──────── Available data ────────

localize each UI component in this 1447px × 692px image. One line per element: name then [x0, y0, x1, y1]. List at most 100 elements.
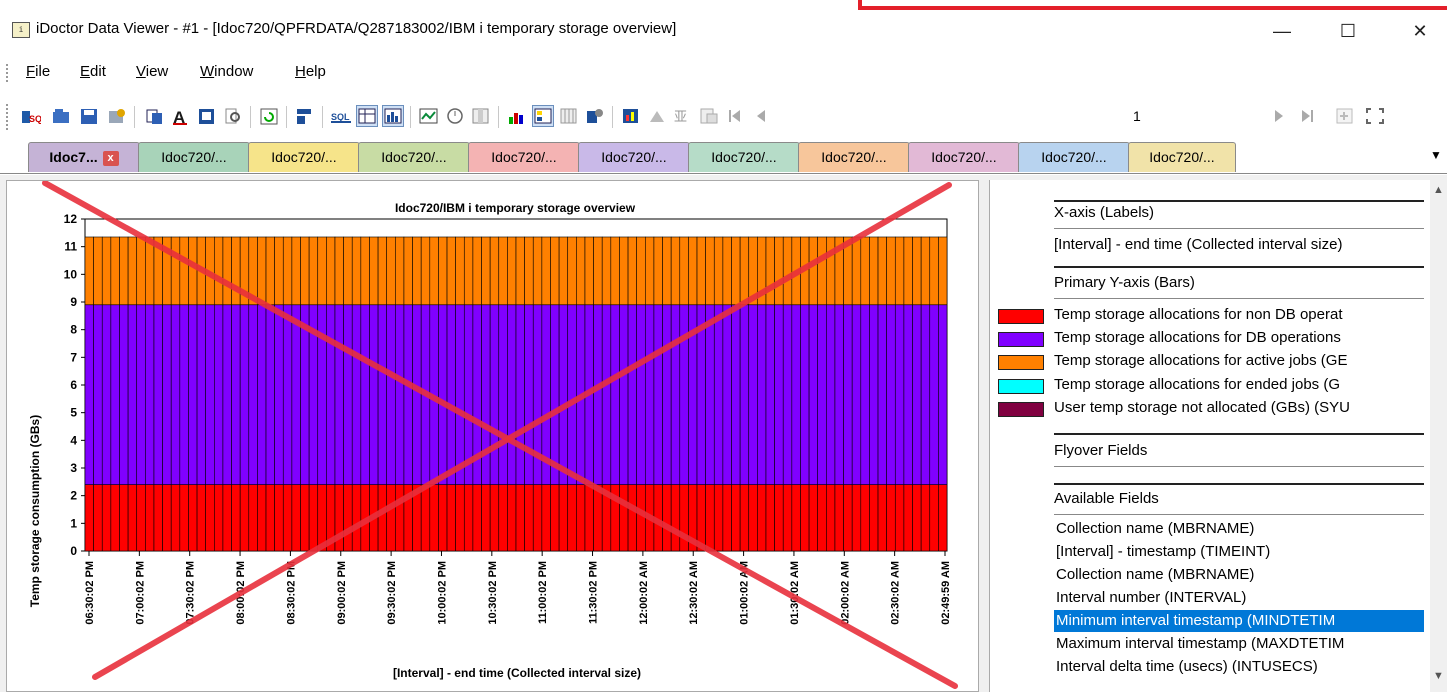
bar-segment-1[interactable] [636, 304, 646, 485]
legend-swatch[interactable] [998, 402, 1044, 417]
bar-segment-1[interactable] [300, 304, 310, 485]
layout-icon[interactable] [294, 105, 316, 127]
legend-series-label[interactable]: Temp storage allocations for non DB oper… [1054, 306, 1424, 323]
bar-segment-2[interactable] [912, 236, 922, 306]
bar-segment-0[interactable] [636, 484, 646, 552]
bar-segment-0[interactable] [627, 484, 637, 552]
bar-segment-2[interactable] [489, 236, 500, 306]
bar-segment-0[interactable] [860, 484, 870, 552]
bar-segment-2[interactable] [679, 236, 689, 306]
bar-segment-2[interactable] [291, 236, 301, 306]
bar-segment-0[interactable] [291, 484, 301, 552]
bar-segment-0[interactable] [670, 484, 681, 552]
menu-help[interactable]: Help [295, 63, 326, 80]
bar-segment-0[interactable] [619, 484, 629, 552]
bar-segment-1[interactable] [239, 304, 250, 485]
bar-segment-0[interactable] [179, 484, 189, 552]
tab-9[interactable]: Idoc720/... [1018, 142, 1130, 172]
bar-segment-1[interactable] [610, 304, 620, 485]
next-page-icon[interactable] [1268, 105, 1290, 127]
bar-segment-1[interactable] [679, 304, 689, 485]
bar-segment-1[interactable] [774, 304, 784, 485]
bar-segment-1[interactable] [351, 304, 362, 485]
bar-segment-1[interactable] [360, 304, 370, 485]
bar-segment-2[interactable] [860, 236, 870, 306]
legend-series-label[interactable]: Temp storage allocations for active jobs… [1054, 352, 1424, 369]
legend-series-label[interactable]: User temp storage not allocated (GBs) (S… [1054, 399, 1424, 416]
bar-segment-0[interactable] [713, 484, 724, 552]
bar-segment-0[interactable] [438, 484, 448, 552]
bar-segment-2[interactable] [722, 236, 732, 306]
bar-segment-2[interactable] [601, 236, 612, 306]
bar-segment-1[interactable] [826, 304, 836, 485]
bar-segment-1[interactable] [162, 304, 172, 485]
bar-segment-2[interactable] [84, 236, 94, 306]
bar-segment-0[interactable] [748, 484, 758, 552]
bar-segment-1[interactable] [248, 304, 258, 485]
menu-window[interactable]: Window [200, 63, 253, 80]
bar-segment-1[interactable] [713, 304, 724, 485]
bar-segment-1[interactable] [489, 304, 500, 485]
close-button[interactable]: ✕ [1400, 14, 1440, 48]
bar-segment-2[interactable] [369, 236, 379, 306]
bar-segment-2[interactable] [826, 236, 836, 306]
bar-segment-2[interactable] [688, 236, 698, 306]
bar-segment-1[interactable] [515, 304, 525, 485]
bar-segment-1[interactable] [739, 304, 750, 485]
bar-segment-0[interactable] [705, 484, 715, 552]
bar-segment-1[interactable] [593, 304, 603, 485]
bar-segment-0[interactable] [765, 484, 775, 552]
bar-segment-1[interactable] [627, 304, 637, 485]
panel-splitter[interactable] [981, 180, 989, 692]
bar-segment-1[interactable] [110, 304, 120, 485]
bar-segment-2[interactable] [739, 236, 750, 306]
bar-segment-2[interactable] [481, 236, 491, 306]
bar-segment-1[interactable] [894, 304, 905, 485]
bar-segment-1[interactable] [817, 304, 827, 485]
bar-segment-0[interactable] [576, 484, 586, 552]
bar-segment-2[interactable] [429, 236, 439, 306]
bar-segment-0[interactable] [938, 484, 948, 552]
bar-segment-0[interactable] [127, 484, 138, 552]
bar-segment-0[interactable] [532, 484, 543, 552]
bar-segment-0[interactable] [282, 484, 293, 552]
bar-segment-2[interactable] [386, 236, 396, 306]
legend-series-label[interactable]: Temp storage allocations for ended jobs … [1054, 376, 1424, 393]
bar-segment-2[interactable] [231, 236, 241, 306]
tab-2[interactable]: Idoc720/... [248, 142, 360, 172]
bar-segment-0[interactable] [903, 484, 913, 552]
bar-segment-2[interactable] [145, 236, 155, 306]
bar-segment-1[interactable] [567, 304, 577, 485]
bar-segment-0[interactable] [498, 484, 508, 552]
bar-segment-0[interactable] [912, 484, 922, 552]
bar-segment-2[interactable] [817, 236, 827, 306]
bar-segment-2[interactable] [532, 236, 543, 306]
bar-segment-1[interactable] [619, 304, 629, 485]
bar-segment-1[interactable] [257, 304, 267, 485]
bar-segment-0[interactable] [93, 484, 103, 552]
bar-segment-2[interactable] [851, 236, 862, 306]
bar-segment-2[interactable] [472, 236, 482, 306]
record-icon[interactable] [620, 105, 642, 127]
bar-segment-1[interactable] [550, 304, 560, 485]
legend-icon[interactable] [532, 105, 554, 127]
bar-segment-2[interactable] [257, 236, 267, 306]
bar-segment-1[interactable] [670, 304, 681, 485]
available-field-item[interactable]: Interval number (INTERVAL) [1054, 587, 1424, 609]
bar-segment-0[interactable] [231, 484, 241, 552]
clock-icon[interactable] [444, 105, 466, 127]
bar-segment-2[interactable] [920, 236, 931, 306]
bar-segment-1[interactable] [481, 304, 491, 485]
bar-segment-1[interactable] [214, 304, 224, 485]
bar-segment-1[interactable] [84, 304, 94, 485]
bar-segment-0[interactable] [739, 484, 750, 552]
maximize-button[interactable]: ☐ [1328, 14, 1368, 48]
bar-segment-0[interactable] [722, 484, 732, 552]
bar-segment-0[interactable] [429, 484, 439, 552]
bar-segment-1[interactable] [446, 304, 456, 485]
available-field-item[interactable]: Minimum interval timestamp (MINDTETIM [1054, 610, 1424, 632]
bar-segment-0[interactable] [205, 484, 215, 552]
tab-close-icon[interactable]: x [102, 150, 119, 166]
tab-10[interactable]: Idoc720/... [1128, 142, 1236, 172]
bar-segment-0[interactable] [101, 484, 112, 552]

────────

Stated exercise =
Count the lines in the rows above that contain the string "label". Give only the number.

Full answer =
4